## Direction
Copy all lines in which the word "اداره" can be found.

──────────

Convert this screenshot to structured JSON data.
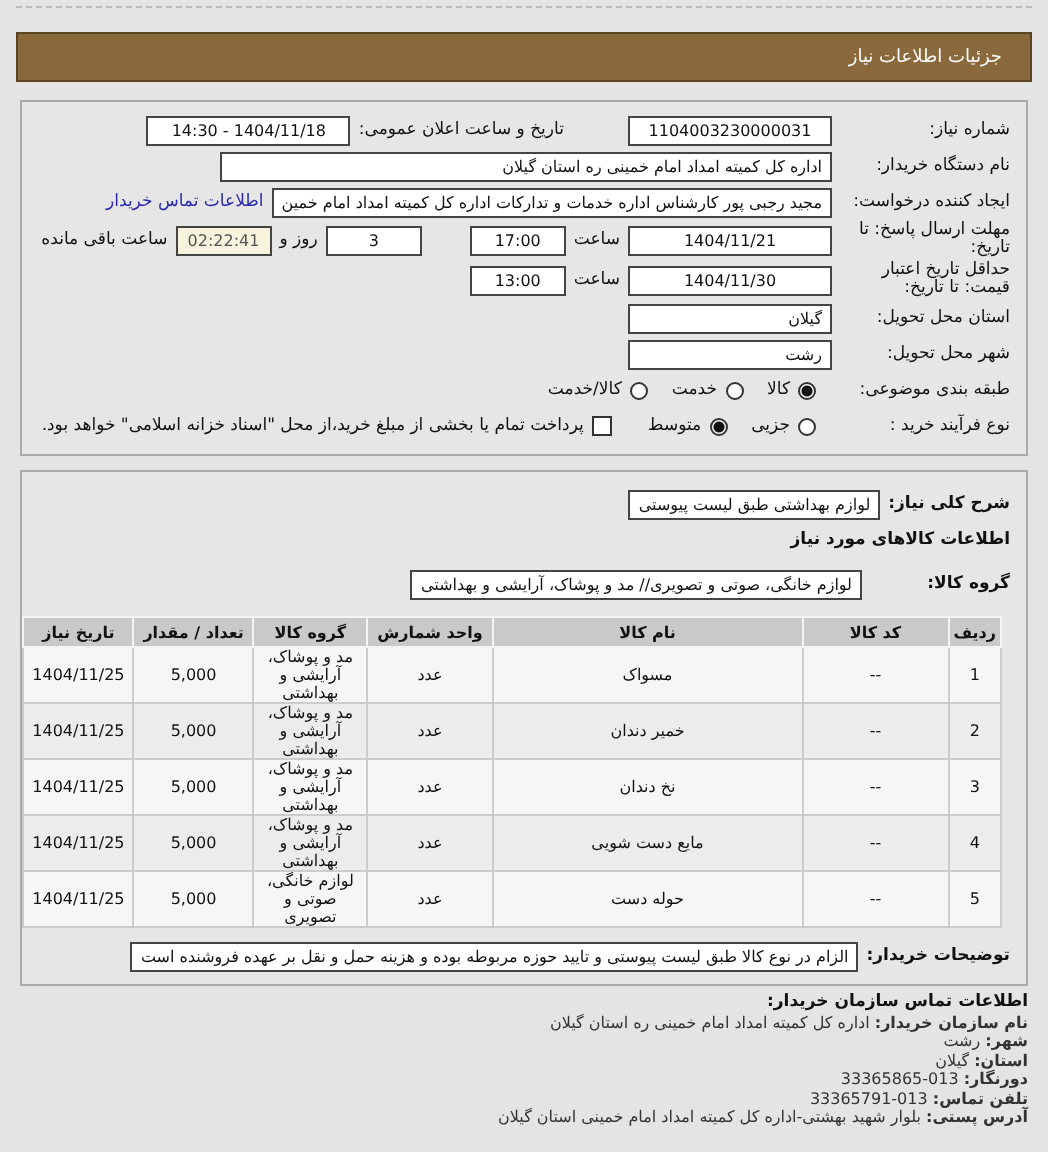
{
  "header": {
    "title": "جزئیات اطلاعات نیاز"
  },
  "details": {
    "need_number": {
      "label": "شماره نیاز:",
      "value": "1104003230000031"
    },
    "announce": {
      "label": "تاریخ و ساعت اعلان عمومی:",
      "value": "1404/11/18 - 14:30"
    },
    "buyer": {
      "label": "نام دستگاه خریدار:",
      "value": "اداره کل کمیته امداد امام خمینی  ره  استان گیلان"
    },
    "creator": {
      "label": "ایجاد کننده درخواست:",
      "value": "مجید رجبی پور کارشناس اداره خدمات و تدارکات اداره کل کمیته امداد امام خمین",
      "link": "اطلاعات تماس خریدار"
    },
    "deadline": {
      "label": "مهلت ارسال پاسخ: تا تاریخ:",
      "date": "1404/11/21",
      "time_label": "ساعت",
      "time": "17:00",
      "days": "3",
      "days_label": "روز و",
      "remaining": "02:22:41",
      "remaining_label": "ساعت باقی مانده"
    },
    "validity": {
      "label": "حداقل تاریخ اعتبار قیمت: تا تاریخ:",
      "date": "1404/11/30",
      "time_label": "ساعت",
      "time": "13:00"
    },
    "province": {
      "label": "استان محل تحویل:",
      "value": "گیلان"
    },
    "city": {
      "label": "شهر محل تحویل:",
      "value": "رشت"
    },
    "category": {
      "label": "طبقه بندی موضوعی:",
      "options": [
        {
          "label": "کالا",
          "selected": true
        },
        {
          "label": "خدمت",
          "selected": false
        },
        {
          "label": "کالا/خدمت",
          "selected": false
        }
      ]
    },
    "process": {
      "label": "نوع فرآیند خرید :",
      "options": [
        {
          "label": "جزیی",
          "selected": false
        },
        {
          "label": "متوسط",
          "selected": true
        }
      ],
      "treasury": {
        "checked": false,
        "text": "پرداخت تمام یا بخشی از مبلغ خرید،از محل \"اسناد خزانه اسلامی\" خواهد بود."
      }
    }
  },
  "summary": {
    "label": "شرح کلی نیاز:",
    "value": "لوازم بهداشتی طبق لیست پیوستی"
  },
  "goods_title": "اطلاعات کالاهای مورد نیاز",
  "group": {
    "label": "گروه کالا:",
    "value": "لوازم خانگی، صوتی و تصویری// مد و پوشاک، آرایشی و بهداشتی"
  },
  "table": {
    "columns": [
      "ردیف",
      "کد کالا",
      "نام کالا",
      "واحد شمارش",
      "گروه کالا",
      "تعداد / مقدار",
      "تاریخ نیاز"
    ],
    "rows": [
      [
        "1",
        "--",
        "مسواک",
        "عدد",
        "مد و پوشاک، آرایشی و بهداشتی",
        "5,000",
        "1404/11/25"
      ],
      [
        "2",
        "--",
        "خمیر دندان",
        "عدد",
        "مد و پوشاک، آرایشی و بهداشتی",
        "5,000",
        "1404/11/25"
      ],
      [
        "3",
        "--",
        "نخ دندان",
        "عدد",
        "مد و پوشاک، آرایشی و بهداشتی",
        "5,000",
        "1404/11/25"
      ],
      [
        "4",
        "--",
        "مایع دست شویی",
        "عدد",
        "مد و پوشاک، آرایشی و بهداشتی",
        "5,000",
        "1404/11/25"
      ],
      [
        "5",
        "--",
        "حوله دست",
        "عدد",
        "لوازم خانگی، صوتی و تصویری",
        "5,000",
        "1404/11/25"
      ]
    ]
  },
  "notes": {
    "label": "توضیحات خریدار:",
    "value": "الزام در نوع کالا طبق لیست پیوستی و تایید حوزه مربوطه بوده و هزینه حمل و نقل بر عهده فروشنده است"
  },
  "contact": {
    "title": "اطلاعات تماس سازمان خریدار:",
    "lines": [
      "**نام سازمان خریدار:** اداره کل کمیته امداد امام خمینی ره استان گیلان",
      "**شهر:** رشت",
      "**استان:** گیلان",
      "**دورنگار:** 013-33365865",
      "**تلفن تماس:** 013-33365791",
      "**آدرس پستی:** بلوار شهید بهشتی-اداره کل کمیته امداد امام خمینی استان گیلان"
    ]
  }
}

──────────

## Solution to this task
      "value": "اداره کل کمیته امداد امام خمینی  ره  استان گیلان"
      "value": "مجید رجبی پور کارشناس اداره خدمات و تدارکات اداره کل کمیته امداد امام خمین",
      "**نام سازمان خریدار:** اداره کل کمیته امداد امام خمینی ره استان گیلان",
      "**آدرس پستی:** بلوار شهید بهشتی-اداره کل کمیته امداد امام خمینی استان گیلان"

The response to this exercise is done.